> **Document page text data**
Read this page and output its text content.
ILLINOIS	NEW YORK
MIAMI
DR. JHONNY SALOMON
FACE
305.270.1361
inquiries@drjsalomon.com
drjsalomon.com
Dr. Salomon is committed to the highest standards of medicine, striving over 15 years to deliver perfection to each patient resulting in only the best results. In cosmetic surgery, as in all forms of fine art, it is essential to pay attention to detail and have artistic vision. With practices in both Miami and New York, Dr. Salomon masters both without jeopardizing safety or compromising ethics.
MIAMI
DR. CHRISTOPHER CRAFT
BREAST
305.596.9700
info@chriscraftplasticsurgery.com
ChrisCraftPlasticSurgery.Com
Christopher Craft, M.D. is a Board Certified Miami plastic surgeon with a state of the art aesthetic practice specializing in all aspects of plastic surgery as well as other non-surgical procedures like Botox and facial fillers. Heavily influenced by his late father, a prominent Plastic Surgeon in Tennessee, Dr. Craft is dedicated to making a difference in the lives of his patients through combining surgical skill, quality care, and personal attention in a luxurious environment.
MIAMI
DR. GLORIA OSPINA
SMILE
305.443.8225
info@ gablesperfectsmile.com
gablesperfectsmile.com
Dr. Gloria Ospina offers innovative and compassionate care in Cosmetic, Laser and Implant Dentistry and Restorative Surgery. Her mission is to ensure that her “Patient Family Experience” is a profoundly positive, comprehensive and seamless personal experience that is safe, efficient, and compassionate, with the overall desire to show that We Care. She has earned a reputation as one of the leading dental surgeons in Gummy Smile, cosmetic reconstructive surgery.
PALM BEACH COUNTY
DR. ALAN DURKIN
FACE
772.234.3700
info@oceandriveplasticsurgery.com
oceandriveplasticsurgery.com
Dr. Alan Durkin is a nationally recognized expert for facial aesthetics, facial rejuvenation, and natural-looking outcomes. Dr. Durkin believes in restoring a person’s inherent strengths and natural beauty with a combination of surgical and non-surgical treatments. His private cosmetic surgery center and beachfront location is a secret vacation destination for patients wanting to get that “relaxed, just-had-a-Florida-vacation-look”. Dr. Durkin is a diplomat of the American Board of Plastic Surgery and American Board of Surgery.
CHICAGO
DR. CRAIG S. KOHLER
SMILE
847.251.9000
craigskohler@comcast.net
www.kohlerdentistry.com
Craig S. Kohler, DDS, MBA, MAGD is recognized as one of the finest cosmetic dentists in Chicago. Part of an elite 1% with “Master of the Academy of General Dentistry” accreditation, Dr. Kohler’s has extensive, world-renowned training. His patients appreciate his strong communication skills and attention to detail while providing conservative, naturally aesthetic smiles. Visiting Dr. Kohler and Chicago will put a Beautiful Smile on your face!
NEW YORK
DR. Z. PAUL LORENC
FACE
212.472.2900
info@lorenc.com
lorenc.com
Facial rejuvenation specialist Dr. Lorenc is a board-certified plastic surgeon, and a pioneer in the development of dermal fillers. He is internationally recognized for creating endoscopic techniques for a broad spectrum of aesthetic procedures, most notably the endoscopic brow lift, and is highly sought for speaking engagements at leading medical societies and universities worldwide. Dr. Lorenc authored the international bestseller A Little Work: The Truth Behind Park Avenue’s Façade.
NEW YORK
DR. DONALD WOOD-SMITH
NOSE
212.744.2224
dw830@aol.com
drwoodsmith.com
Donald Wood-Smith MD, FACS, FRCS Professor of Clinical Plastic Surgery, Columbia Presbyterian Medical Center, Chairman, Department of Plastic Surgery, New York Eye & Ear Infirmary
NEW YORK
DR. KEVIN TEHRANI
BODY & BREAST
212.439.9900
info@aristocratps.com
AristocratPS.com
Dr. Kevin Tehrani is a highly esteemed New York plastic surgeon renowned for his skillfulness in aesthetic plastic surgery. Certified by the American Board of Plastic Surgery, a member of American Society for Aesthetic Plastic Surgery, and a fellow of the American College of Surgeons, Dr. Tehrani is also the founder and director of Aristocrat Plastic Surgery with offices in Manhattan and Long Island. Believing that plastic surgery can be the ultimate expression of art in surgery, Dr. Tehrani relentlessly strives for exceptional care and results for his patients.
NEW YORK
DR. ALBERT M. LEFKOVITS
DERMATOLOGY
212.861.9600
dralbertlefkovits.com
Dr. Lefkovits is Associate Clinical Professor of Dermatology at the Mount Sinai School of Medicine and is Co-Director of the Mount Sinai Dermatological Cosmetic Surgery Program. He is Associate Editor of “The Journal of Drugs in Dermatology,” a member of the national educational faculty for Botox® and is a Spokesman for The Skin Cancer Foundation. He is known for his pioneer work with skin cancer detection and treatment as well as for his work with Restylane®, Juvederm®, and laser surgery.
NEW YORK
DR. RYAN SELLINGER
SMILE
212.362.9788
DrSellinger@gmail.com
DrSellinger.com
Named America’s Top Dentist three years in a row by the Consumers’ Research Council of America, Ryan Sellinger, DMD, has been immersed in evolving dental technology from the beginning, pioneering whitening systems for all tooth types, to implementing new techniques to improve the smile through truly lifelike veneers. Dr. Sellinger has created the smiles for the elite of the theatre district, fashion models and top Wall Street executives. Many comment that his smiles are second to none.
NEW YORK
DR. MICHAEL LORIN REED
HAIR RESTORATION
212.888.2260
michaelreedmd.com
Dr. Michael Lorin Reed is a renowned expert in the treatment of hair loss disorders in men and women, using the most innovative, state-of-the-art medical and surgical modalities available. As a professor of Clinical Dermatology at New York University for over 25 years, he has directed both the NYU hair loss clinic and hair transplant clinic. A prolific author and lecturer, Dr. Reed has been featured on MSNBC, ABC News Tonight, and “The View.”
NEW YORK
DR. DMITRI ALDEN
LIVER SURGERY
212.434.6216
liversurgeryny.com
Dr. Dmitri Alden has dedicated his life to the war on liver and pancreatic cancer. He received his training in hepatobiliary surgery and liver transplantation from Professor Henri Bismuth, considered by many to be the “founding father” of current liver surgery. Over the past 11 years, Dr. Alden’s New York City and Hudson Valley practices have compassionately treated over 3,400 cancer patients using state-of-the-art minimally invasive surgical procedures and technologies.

--

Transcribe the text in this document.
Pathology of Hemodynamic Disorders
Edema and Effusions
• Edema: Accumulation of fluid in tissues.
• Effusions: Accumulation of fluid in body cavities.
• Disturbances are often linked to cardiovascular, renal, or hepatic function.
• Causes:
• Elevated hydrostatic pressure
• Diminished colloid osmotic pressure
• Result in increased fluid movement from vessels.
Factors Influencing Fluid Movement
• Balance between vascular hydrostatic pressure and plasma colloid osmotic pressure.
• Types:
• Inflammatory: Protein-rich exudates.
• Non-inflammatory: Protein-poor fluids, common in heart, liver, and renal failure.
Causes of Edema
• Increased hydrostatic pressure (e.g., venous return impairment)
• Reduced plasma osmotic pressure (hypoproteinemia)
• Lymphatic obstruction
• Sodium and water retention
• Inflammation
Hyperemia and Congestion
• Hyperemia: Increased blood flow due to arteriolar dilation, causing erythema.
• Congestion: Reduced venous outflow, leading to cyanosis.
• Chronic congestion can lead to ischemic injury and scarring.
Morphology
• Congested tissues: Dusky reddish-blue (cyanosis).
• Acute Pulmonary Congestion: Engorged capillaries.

> **Exercise description**
Return each line among the entries that holds the word "this".

> **Reply**
Read this page and output its text content.
Transcribe the text in this document.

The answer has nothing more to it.